**AIM:** Without omitting anything, retype the data that follows.

— START OF EXERCISE MATERIAL —

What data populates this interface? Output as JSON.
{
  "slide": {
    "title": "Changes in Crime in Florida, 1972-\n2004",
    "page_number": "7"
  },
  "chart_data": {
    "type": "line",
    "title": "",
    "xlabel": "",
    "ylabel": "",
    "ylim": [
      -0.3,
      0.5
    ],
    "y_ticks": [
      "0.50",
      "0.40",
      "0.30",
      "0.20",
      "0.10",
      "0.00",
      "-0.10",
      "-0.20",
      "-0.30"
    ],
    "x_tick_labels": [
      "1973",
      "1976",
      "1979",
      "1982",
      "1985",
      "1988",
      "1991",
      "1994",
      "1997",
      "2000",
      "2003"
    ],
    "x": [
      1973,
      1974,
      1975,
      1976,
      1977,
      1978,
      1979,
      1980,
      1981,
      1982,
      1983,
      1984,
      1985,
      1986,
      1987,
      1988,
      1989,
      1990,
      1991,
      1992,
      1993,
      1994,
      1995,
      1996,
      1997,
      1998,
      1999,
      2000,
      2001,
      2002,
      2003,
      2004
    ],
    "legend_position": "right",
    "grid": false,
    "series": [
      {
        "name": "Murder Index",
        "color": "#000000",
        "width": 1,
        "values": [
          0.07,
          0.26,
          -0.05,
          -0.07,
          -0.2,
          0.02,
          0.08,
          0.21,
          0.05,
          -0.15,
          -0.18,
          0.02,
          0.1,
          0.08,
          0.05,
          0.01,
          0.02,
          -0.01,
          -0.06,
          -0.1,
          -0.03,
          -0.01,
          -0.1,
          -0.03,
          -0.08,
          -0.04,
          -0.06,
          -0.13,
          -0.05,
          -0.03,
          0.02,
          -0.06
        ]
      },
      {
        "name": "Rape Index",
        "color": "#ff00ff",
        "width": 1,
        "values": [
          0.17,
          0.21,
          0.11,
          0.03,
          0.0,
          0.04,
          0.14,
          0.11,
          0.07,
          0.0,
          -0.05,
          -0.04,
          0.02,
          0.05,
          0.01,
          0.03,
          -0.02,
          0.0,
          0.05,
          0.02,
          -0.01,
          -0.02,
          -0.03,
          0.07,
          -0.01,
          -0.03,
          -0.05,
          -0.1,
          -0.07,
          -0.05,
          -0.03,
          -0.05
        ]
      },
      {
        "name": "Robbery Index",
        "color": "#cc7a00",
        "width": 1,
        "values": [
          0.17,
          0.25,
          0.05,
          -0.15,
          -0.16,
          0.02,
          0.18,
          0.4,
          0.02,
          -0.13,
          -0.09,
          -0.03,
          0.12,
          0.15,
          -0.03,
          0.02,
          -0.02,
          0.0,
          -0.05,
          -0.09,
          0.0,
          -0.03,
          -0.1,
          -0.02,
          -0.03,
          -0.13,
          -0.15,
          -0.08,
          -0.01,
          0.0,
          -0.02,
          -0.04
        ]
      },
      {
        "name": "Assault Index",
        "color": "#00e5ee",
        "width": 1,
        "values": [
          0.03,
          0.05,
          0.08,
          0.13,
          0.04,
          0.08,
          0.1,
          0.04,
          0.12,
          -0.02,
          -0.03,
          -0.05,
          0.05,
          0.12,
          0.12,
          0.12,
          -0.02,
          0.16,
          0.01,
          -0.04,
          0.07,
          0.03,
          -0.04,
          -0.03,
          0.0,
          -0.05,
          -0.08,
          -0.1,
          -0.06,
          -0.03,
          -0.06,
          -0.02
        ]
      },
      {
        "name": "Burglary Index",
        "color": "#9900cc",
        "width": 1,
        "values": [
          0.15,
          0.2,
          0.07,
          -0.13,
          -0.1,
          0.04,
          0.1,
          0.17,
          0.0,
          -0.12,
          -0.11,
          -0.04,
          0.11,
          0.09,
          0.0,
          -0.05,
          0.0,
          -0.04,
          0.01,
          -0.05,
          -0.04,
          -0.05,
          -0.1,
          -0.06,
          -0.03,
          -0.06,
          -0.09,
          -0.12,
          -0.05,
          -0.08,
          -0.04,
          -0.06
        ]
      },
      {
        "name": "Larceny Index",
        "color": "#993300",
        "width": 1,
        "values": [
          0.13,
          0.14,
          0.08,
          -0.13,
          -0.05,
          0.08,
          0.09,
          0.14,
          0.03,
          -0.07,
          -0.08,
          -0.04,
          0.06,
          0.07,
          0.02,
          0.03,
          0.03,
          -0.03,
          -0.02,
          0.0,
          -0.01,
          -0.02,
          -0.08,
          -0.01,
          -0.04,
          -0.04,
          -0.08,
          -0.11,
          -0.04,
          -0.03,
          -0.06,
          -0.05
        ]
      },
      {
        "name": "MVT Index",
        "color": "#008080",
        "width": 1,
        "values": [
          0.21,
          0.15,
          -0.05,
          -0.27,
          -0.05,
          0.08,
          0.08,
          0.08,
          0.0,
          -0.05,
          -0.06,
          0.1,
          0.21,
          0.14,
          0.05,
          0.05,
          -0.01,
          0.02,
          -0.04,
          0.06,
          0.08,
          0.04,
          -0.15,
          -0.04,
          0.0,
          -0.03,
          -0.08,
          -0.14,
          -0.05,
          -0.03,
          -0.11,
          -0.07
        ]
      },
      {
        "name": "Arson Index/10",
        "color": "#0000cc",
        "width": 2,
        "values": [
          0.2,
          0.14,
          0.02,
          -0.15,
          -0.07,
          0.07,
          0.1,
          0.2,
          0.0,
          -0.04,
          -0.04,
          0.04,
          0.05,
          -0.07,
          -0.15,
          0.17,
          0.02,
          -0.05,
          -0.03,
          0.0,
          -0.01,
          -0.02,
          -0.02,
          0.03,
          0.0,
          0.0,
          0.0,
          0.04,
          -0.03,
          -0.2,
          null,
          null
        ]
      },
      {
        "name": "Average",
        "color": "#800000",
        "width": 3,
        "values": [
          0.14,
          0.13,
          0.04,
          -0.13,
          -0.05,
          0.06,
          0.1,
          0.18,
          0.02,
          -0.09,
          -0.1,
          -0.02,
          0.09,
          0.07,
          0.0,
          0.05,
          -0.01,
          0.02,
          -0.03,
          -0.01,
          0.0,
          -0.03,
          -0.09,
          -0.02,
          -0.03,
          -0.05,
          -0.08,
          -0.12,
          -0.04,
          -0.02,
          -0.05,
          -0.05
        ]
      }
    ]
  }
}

— END OF EXERCISE MATERIAL —

**WRITTEN SOLUTION:**
What data populates this interface? Output as JSON.
{
  "slide": {
    "title": "Changes in Crime in Florida, 1972-\n2004",
    "page_number": "7"
  },
  "chart_data": {
    "type": "line",
    "title": "",
    "xlabel": "",
    "ylabel": "",
    "ylim": [
      -0.3,
      0.5
    ],
    "y_ticks": [
      "0.50",
      "0.40",
      "0.30",
      "0.20",
      "0.10",
      "0.00",
      "-0.10",
      "-0.20",
      "-0.30"
    ],
    "x_tick_labels": [
      "1973",
      "1976",
      "1979",
      "1982",
      "1985",
      "1988",
      "1991",
      "1994",
      "1997",
      "2000",
      "2003"
    ],
    "x": [
      1973,
      1974,
      1975,
      1976,
      1977,
      1978,
      1979,
      1980,
      1981,
      1982,
      1983,
      1984,
      1985,
      1986,
      1987,
      1988,
      1989,
      1990,
      1991,
      1992,
      1993,
      1994,
      1995,
      1996,
      1997,
      1998,
      1999,
      2000,
      2001,
      2002,
      2003,
      2004
    ],
    "legend_position": "right",
    "grid": false,
    "series": [
      {
        "name": "Murder Index",
        "color": "#000000",
        "width": 1,
        "values": [
          0.07,
          0.26,
          -0.05,
          -0.07,
          -0.2,
          0.02,
          0.08,
          0.21,
          0.05,
          -0.15,
          -0.18,
          0.02,
          0.1,
          0.08,
          0.05,
          0.01,
          0.02,
          -0.01,
          -0.06,
          -0.1,
          -0.03,
          -0.01,
          -0.1,
          -0.03,
          -0.08,
          -0.04,
          -0.06,
          -0.13,
          -0.05,
          -0.03,
          0.02,
          -0.06
        ]
      },
      {
        "name": "Rape Index",
        "color": "#ff00ff",
        "width": 1,
        "values": [
          0.17,
          0.21,
          0.11,
          0.03,
          0.0,
          0.04,
          0.14,
          0.11,
          0.07,
          0.0,
          -0.05,
          -0.04,
          0.02,
          0.05,
          0.01,
          0.03,
          -0.02,
          0.0,
          0.05,
          0.02,
          -0.01,
          -0.02,
          -0.03,
          0.07,
          -0.01,
          -0.03,
          -0.05,
          -0.1,
          -0.07,
          -0.05,
          -0.03,
          -0.05
        ]
      },
      {
        "name": "Robbery Index",
        "color": "#cc7a00",
        "width": 1,
        "values": [
          0.17,
          0.25,
          0.05,
          -0.15,
          -0.16,
          0.02,
          0.18,
          0.4,
          0.02,
          -0.13,
          -0.09,
          -0.03,
          0.12,
          0.15,
          -0.03,
          0.02,
          -0.02,
          0.0,
          -0.05,
          -0.09,
          0.0,
          -0.03,
          -0.1,
          -0.02,
          -0.03,
          -0.13,
          -0.15,
          -0.08,
          -0.01,
          0.0,
          -0.02,
          -0.04
        ]
      },
      {
        "name": "Assault Index",
        "color": "#00e5ee",
        "width": 1,
        "values": [
          0.03,
          0.05,
          0.08,
          0.13,
          0.04,
          0.08,
          0.1,
          0.04,
          0.12,
          -0.02,
          -0.03,
          -0.05,
          0.05,
          0.12,
          0.12,
          0.12,
          -0.02,
          0.16,
          0.01,
          -0.04,
          0.07,
          0.03,
          -0.04,
          -0.03,
          0.0,
          -0.05,
          -0.08,
          -0.1,
          -0.06,
          -0.03,
          -0.06,
          -0.02
        ]
      },
      {
        "name": "Burglary Index",
        "color": "#9900cc",
        "width": 1,
        "values": [
          0.15,
          0.2,
          0.07,
          -0.13,
          -0.1,
          0.04,
          0.1,
          0.17,
          0.0,
          -0.12,
          -0.11,
          -0.04,
          0.11,
          0.09,
          0.0,
          -0.05,
          0.0,
          -0.04,
          0.01,
          -0.05,
          -0.04,
          -0.05,
          -0.1,
          -0.06,
          -0.03,
          -0.06,
          -0.09,
          -0.12,
          -0.05,
          -0.08,
          -0.04,
          -0.06
        ]
      },
      {
        "name": "Larceny Index",
        "color": "#993300",
        "width": 1,
        "values": [
          0.13,
          0.14,
          0.08,
          -0.13,
          -0.05,
          0.08,
          0.09,
          0.14,
          0.03,
          -0.07,
          -0.08,
          -0.04,
          0.06,
          0.07,
          0.02,
          0.03,
          0.03,
          -0.03,
          -0.02,
          0.0,
          -0.01,
          -0.02,
          -0.08,
          -0.01,
          -0.04,
          -0.04,
          -0.08,
          -0.11,
          -0.04,
          -0.03,
          -0.06,
          -0.05
        ]
      },
      {
        "name": "MVT Index",
        "color": "#008080",
        "width": 1,
        "values": [
          0.21,
          0.15,
          -0.05,
          -0.27,
          -0.05,
          0.08,
          0.08,
          0.08,
          0.0,
          -0.05,
          -0.06,
          0.1,
          0.21,
          0.14,
          0.05,
          0.05,
          -0.01,
          0.02,
          -0.04,
          0.06,
          0.08,
          0.04,
          -0.15,
          -0.04,
          0.0,
          -0.03,
          -0.08,
          -0.14,
          -0.05,
          -0.03,
          -0.11,
          -0.07
        ]
      },
      {
        "name": "Arson Index/10",
        "color": "#0000cc",
        "width": 2,
        "values": [
          0.2,
          0.14,
          0.02,
          -0.15,
          -0.07,
          0.07,
          0.1,
          0.2,
          0.0,
          -0.04,
          -0.04,
          0.04,
          0.05,
          -0.07,
          -0.15,
          0.17,
          0.02,
          -0.05,
          -0.03,
          0.0,
          -0.01,
          -0.02,
          -0.02,
          0.03,
          0.0,
          0.0,
          0.0,
          0.04,
          -0.03,
          -0.2,
          null,
          null
        ]
      },
      {
        "name": "Average",
        "color": "#800000",
        "width": 3,
        "values": [
          0.14,
          0.13,
          0.04,
          -0.13,
          -0.05,
          0.06,
          0.1,
          0.18,
          0.02,
          -0.09,
          -0.1,
          -0.02,
          0.09,
          0.07,
          0.0,
          0.05,
          -0.01,
          0.02,
          -0.03,
          -0.01,
          0.0,
          -0.03,
          -0.09,
          -0.02,
          -0.03,
          -0.05,
          -0.08,
          -0.12,
          -0.04,
          -0.02,
          -0.05,
          -0.05
        ]
      }
    ]
  }
}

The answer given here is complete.